start MATERIAL
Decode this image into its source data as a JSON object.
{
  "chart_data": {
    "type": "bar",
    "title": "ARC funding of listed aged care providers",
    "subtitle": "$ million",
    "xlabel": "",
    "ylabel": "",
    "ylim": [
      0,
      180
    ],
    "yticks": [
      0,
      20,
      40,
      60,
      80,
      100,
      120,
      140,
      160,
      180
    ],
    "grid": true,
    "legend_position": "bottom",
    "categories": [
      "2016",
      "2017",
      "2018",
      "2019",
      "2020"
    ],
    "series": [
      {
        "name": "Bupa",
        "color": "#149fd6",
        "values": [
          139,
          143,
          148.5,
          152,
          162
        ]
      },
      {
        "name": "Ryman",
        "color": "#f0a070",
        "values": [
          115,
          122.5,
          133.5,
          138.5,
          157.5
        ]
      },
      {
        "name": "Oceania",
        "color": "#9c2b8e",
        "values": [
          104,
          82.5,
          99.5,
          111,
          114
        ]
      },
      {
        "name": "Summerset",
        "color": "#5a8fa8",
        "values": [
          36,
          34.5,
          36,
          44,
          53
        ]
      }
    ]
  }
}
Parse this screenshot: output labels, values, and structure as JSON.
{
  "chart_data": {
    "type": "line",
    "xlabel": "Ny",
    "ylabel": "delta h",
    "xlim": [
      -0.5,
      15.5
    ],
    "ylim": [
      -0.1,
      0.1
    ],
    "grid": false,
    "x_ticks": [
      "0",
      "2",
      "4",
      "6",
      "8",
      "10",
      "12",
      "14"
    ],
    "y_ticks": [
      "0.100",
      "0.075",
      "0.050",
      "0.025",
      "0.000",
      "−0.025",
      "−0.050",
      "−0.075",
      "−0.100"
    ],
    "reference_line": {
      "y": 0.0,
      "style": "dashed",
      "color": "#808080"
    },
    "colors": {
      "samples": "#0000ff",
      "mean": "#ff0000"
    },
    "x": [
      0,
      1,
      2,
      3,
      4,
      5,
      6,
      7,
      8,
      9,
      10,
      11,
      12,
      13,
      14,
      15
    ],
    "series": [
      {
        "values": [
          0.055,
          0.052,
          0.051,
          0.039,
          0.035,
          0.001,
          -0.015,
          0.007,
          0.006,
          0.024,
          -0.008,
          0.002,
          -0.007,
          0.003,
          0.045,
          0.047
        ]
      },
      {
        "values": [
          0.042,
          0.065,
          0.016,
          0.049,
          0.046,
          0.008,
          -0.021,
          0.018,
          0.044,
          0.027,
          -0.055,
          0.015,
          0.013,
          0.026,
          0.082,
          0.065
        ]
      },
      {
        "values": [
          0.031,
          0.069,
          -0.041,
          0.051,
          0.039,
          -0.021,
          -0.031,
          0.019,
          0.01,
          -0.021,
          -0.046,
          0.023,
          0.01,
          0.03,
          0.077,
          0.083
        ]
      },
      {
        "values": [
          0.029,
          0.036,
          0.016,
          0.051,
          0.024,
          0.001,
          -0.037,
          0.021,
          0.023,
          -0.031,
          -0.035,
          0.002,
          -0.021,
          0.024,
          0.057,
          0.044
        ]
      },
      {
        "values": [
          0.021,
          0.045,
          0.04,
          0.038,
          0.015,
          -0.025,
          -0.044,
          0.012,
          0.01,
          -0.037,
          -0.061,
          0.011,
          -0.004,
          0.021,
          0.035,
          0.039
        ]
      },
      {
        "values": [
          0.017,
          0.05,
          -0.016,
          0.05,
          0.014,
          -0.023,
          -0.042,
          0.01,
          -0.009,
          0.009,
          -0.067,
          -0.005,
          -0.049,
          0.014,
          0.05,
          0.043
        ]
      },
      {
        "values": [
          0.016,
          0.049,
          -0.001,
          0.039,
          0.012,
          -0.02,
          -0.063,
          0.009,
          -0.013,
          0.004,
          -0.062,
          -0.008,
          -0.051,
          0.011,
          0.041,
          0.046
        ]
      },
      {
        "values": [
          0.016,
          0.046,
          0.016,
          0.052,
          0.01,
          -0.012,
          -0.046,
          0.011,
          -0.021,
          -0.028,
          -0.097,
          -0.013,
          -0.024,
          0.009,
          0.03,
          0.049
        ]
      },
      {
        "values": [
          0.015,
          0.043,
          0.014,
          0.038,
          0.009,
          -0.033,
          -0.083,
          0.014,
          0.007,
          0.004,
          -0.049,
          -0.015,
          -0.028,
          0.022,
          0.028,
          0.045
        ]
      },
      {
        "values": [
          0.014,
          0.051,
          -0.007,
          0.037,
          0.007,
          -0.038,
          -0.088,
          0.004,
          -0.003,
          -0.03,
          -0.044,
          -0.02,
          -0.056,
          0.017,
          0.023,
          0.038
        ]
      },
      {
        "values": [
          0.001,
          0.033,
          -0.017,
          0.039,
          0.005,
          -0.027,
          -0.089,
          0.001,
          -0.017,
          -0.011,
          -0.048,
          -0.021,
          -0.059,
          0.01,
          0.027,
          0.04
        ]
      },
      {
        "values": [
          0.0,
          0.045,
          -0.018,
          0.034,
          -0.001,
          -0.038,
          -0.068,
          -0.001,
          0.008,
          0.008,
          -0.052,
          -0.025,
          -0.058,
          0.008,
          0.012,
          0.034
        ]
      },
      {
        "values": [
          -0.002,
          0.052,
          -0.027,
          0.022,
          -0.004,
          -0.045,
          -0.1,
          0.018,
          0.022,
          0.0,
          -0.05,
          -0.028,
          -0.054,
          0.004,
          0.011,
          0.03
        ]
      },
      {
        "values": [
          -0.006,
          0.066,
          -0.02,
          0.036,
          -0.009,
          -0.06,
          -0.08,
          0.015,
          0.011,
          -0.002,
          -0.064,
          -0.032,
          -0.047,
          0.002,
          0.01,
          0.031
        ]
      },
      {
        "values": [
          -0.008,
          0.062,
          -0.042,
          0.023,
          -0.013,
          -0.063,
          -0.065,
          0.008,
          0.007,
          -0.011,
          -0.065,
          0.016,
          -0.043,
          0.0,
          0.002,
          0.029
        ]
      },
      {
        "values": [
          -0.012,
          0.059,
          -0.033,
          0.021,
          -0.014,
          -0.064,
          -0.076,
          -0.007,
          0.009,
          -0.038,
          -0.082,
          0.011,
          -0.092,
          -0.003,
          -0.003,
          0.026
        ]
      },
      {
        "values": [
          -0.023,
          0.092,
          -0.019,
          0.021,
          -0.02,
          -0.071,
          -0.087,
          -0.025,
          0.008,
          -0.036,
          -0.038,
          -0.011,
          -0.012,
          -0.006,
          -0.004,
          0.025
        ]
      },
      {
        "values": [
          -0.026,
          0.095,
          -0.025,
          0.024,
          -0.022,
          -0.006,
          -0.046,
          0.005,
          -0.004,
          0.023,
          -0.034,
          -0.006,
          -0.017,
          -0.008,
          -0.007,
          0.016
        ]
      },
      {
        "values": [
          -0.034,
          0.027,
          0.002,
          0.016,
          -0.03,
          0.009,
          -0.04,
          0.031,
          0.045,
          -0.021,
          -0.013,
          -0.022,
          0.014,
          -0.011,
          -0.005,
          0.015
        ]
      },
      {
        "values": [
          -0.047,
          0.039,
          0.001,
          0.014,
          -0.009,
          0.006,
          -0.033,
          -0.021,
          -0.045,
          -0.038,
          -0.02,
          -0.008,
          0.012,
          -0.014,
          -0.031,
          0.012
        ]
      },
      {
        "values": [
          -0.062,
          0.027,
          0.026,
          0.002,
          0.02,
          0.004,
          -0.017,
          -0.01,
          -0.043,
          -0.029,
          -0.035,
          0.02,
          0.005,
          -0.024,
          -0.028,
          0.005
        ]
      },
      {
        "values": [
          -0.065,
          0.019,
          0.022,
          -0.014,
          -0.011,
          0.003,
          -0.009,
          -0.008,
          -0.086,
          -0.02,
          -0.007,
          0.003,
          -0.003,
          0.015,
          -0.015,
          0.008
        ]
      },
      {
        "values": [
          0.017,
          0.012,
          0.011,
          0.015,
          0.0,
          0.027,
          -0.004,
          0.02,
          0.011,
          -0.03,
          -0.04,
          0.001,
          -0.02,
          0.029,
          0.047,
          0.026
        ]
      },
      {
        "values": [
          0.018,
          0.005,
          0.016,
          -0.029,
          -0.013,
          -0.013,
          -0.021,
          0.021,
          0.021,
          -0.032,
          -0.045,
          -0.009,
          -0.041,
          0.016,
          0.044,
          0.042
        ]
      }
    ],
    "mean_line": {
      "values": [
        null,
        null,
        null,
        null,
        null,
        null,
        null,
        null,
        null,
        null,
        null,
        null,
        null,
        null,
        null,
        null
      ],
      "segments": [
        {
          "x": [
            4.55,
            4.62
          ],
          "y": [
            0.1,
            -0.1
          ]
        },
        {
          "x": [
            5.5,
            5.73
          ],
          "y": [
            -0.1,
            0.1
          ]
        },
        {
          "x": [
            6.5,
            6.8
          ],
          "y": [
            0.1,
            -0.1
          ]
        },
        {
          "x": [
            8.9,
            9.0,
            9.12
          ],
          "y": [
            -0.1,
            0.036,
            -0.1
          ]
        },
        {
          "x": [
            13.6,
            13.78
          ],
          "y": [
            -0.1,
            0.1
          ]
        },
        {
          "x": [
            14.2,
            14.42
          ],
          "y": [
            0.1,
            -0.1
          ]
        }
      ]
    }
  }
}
end MATERIAL
# [SET EXERCISE]
For each line above that contains the word "this", copy that line.

# [WRITTEN REPLY]
Decode this image into its source data as a JSON object.
Parse this screenshot: output labels, values, and structure as JSON.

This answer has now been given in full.